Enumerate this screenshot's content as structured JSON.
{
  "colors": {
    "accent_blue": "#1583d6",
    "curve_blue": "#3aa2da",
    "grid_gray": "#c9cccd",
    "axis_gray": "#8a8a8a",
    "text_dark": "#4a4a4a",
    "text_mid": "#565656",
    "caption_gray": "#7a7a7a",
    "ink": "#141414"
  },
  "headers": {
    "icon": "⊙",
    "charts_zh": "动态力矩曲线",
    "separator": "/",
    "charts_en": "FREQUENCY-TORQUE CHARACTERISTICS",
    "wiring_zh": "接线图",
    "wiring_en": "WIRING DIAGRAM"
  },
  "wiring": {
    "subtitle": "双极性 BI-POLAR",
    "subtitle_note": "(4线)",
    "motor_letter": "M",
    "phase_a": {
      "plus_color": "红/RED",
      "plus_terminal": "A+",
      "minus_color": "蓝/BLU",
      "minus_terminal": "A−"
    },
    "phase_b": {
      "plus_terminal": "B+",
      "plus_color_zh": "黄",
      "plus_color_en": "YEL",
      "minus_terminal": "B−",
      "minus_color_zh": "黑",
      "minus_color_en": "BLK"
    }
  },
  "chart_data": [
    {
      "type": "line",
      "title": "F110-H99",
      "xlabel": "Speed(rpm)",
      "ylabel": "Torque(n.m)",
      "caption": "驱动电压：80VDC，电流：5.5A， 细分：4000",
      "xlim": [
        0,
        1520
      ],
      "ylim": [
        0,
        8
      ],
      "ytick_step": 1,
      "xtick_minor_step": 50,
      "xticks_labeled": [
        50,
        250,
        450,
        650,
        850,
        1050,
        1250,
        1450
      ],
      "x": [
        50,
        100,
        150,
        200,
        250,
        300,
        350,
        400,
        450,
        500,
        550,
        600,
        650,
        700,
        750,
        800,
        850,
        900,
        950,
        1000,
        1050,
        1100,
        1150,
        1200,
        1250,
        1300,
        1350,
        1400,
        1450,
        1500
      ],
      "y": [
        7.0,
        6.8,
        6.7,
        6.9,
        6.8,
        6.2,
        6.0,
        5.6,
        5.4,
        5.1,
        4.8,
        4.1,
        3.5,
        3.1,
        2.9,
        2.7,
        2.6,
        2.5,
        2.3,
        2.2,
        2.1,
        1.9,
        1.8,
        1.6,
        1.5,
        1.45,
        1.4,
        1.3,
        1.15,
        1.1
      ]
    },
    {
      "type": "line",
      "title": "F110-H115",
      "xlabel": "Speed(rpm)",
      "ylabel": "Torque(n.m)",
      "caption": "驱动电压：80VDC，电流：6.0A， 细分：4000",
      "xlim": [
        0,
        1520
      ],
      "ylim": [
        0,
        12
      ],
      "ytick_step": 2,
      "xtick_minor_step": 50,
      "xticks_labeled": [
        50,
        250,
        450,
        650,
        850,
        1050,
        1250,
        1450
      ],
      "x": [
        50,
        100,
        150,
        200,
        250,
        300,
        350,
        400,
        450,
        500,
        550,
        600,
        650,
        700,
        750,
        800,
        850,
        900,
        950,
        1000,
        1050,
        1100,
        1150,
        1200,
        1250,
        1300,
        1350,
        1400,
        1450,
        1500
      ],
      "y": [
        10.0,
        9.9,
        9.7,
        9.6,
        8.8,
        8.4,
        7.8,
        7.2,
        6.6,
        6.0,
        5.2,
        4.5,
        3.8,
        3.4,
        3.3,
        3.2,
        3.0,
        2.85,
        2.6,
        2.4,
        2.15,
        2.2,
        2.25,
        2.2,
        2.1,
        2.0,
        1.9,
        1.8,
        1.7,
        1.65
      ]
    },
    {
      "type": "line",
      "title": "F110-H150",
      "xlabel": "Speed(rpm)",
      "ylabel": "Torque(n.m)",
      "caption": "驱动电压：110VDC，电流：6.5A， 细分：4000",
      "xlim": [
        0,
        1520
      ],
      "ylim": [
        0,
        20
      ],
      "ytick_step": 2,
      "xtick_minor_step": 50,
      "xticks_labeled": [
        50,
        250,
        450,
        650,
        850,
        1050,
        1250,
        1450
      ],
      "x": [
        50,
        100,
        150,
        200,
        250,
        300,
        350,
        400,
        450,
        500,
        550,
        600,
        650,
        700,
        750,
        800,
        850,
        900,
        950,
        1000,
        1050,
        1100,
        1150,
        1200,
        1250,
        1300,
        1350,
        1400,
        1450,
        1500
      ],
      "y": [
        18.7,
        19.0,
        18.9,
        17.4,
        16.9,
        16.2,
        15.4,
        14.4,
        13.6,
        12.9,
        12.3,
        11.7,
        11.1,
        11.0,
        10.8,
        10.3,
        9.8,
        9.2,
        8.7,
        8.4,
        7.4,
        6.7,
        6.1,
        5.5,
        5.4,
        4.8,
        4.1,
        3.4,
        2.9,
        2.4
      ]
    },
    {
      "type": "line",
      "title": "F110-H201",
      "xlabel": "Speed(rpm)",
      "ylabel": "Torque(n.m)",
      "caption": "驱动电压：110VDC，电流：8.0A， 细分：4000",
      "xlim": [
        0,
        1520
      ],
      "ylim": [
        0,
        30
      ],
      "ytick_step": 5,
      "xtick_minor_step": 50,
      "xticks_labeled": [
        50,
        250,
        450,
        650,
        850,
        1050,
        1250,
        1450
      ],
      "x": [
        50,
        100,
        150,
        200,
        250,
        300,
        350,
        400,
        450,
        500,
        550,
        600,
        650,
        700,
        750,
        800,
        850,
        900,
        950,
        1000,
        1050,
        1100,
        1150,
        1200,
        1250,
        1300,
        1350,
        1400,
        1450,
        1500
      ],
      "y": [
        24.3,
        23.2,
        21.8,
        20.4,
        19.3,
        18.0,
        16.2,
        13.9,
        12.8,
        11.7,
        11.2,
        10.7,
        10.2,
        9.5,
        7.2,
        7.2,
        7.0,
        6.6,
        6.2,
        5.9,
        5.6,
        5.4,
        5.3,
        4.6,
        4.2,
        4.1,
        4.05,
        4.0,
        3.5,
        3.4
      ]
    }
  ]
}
# # # # # # #
BRIEF —
Write out every entry exactly as given.

RESULT —
Enumerate this screenshot's content as structured JSON.
{
  "colors": {
    "accent_blue": "#1583d6",
    "curve_blue": "#3aa2da",
    "grid_gray": "#c9cccd",
    "axis_gray": "#8a8a8a",
    "text_dark": "#4a4a4a",
    "text_mid": "#565656",
    "caption_gray": "#7a7a7a",
    "ink": "#141414"
  },
  "headers": {
    "icon": "⊙",
    "charts_zh": "动态力矩曲线",
    "separator": "/",
    "charts_en": "FREQUENCY-TORQUE CHARACTERISTICS",
    "wiring_zh": "接线图",
    "wiring_en": "WIRING DIAGRAM"
  },
  "wiring": {
    "subtitle": "双极性 BI-POLAR",
    "subtitle_note": "(4线)",
    "motor_letter": "M",
    "phase_a": {
      "plus_color": "红/RED",
      "plus_terminal": "A+",
      "minus_color": "蓝/BLU",
      "minus_terminal": "A−"
    },
    "phase_b": {
      "plus_terminal": "B+",
      "plus_color_zh": "黄",
      "plus_color_en": "YEL",
      "minus_terminal": "B−",
      "minus_color_zh": "黑",
      "minus_color_en": "BLK"
    }
  },
  "chart_data": [
    {
      "type": "line",
      "title": "F110-H99",
      "xlabel": "Speed(rpm)",
      "ylabel": "Torque(n.m)",
      "caption": "驱动电压：80VDC，电流：5.5A， 细分：4000",
      "xlim": [
        0,
        1520
      ],
      "ylim": [
        0,
        8
      ],
      "ytick_step": 1,
      "xtick_minor_step": 50,
      "xticks_labeled": [
        50,
        250,
        450,
        650,
        850,
        1050,
        1250,
        1450
      ],
      "x": [
        50,
        100,
        150,
        200,
        250,
        300,
        350,
        400,
        450,
        500,
        550,
        600,
        650,
        700,
        750,
        800,
        850,
        900,
        950,
        1000,
        1050,
        1100,
        1150,
        1200,
        1250,
        1300,
        1350,
        1400,
        1450,
        1500
      ],
      "y": [
        7.0,
        6.8,
        6.7,
        6.9,
        6.8,
        6.2,
        6.0,
        5.6,
        5.4,
        5.1,
        4.8,
        4.1,
        3.5,
        3.1,
        2.9,
        2.7,
        2.6,
        2.5,
        2.3,
        2.2,
        2.1,
        1.9,
        1.8,
        1.6,
        1.5,
        1.45,
        1.4,
        1.3,
        1.15,
        1.1
      ]
    },
    {
      "type": "line",
      "title": "F110-H115",
      "xlabel": "Speed(rpm)",
      "ylabel": "Torque(n.m)",
      "caption": "驱动电压：80VDC，电流：6.0A， 细分：4000",
      "xlim": [
        0,
        1520
      ],
      "ylim": [
        0,
        12
      ],
      "ytick_step": 2,
      "xtick_minor_step": 50,
      "xticks_labeled": [
        50,
        250,
        450,
        650,
        850,
        1050,
        1250,
        1450
      ],
      "x": [
        50,
        100,
        150,
        200,
        250,
        300,
        350,
        400,
        450,
        500,
        550,
        600,
        650,
        700,
        750,
        800,
        850,
        900,
        950,
        1000,
        1050,
        1100,
        1150,
        1200,
        1250,
        1300,
        1350,
        1400,
        1450,
        1500
      ],
      "y": [
        10.0,
        9.9,
        9.7,
        9.6,
        8.8,
        8.4,
        7.8,
        7.2,
        6.6,
        6.0,
        5.2,
        4.5,
        3.8,
        3.4,
        3.3,
        3.2,
        3.0,
        2.85,
        2.6,
        2.4,
        2.15,
        2.2,
        2.25,
        2.2,
        2.1,
        2.0,
        1.9,
        1.8,
        1.7,
        1.65
      ]
    },
    {
      "type": "line",
      "title": "F110-H150",
      "xlabel": "Speed(rpm)",
      "ylabel": "Torque(n.m)",
      "caption": "驱动电压：110VDC，电流：6.5A， 细分：4000",
      "xlim": [
        0,
        1520
      ],
      "ylim": [
        0,
        20
      ],
      "ytick_step": 2,
      "xtick_minor_step": 50,
      "xticks_labeled": [
        50,
        250,
        450,
        650,
        850,
        1050,
        1250,
        1450
      ],
      "x": [
        50,
        100,
        150,
        200,
        250,
        300,
        350,
        400,
        450,
        500,
        550,
        600,
        650,
        700,
        750,
        800,
        850,
        900,
        950,
        1000,
        1050,
        1100,
        1150,
        1200,
        1250,
        1300,
        1350,
        1400,
        1450,
        1500
      ],
      "y": [
        18.7,
        19.0,
        18.9,
        17.4,
        16.9,
        16.2,
        15.4,
        14.4,
        13.6,
        12.9,
        12.3,
        11.7,
        11.1,
        11.0,
        10.8,
        10.3,
        9.8,
        9.2,
        8.7,
        8.4,
        7.4,
        6.7,
        6.1,
        5.5,
        5.4,
        4.8,
        4.1,
        3.4,
        2.9,
        2.4
      ]
    },
    {
      "type": "line",
      "title": "F110-H201",
      "xlabel": "Speed(rpm)",
      "ylabel": "Torque(n.m)",
      "caption": "驱动电压：110VDC，电流：8.0A， 细分：4000",
      "xlim": [
        0,
        1520
      ],
      "ylim": [
        0,
        30
      ],
      "ytick_step": 5,
      "xtick_minor_step": 50,
      "xticks_labeled": [
        50,
        250,
        450,
        650,
        850,
        1050,
        1250,
        1450
      ],
      "x": [
        50,
        100,
        150,
        200,
        250,
        300,
        350,
        400,
        450,
        500,
        550,
        600,
        650,
        700,
        750,
        800,
        850,
        900,
        950,
        1000,
        1050,
        1100,
        1150,
        1200,
        1250,
        1300,
        1350,
        1400,
        1450,
        1500
      ],
      "y": [
        24.3,
        23.2,
        21.8,
        20.4,
        19.3,
        18.0,
        16.2,
        13.9,
        12.8,
        11.7,
        11.2,
        10.7,
        10.2,
        9.5,
        7.2,
        7.2,
        7.0,
        6.6,
        6.2,
        5.9,
        5.6,
        5.4,
        5.3,
        4.6,
        4.2,
        4.1,
        4.05,
        4.0,
        3.5,
        3.4
      ]
    }
  ]
}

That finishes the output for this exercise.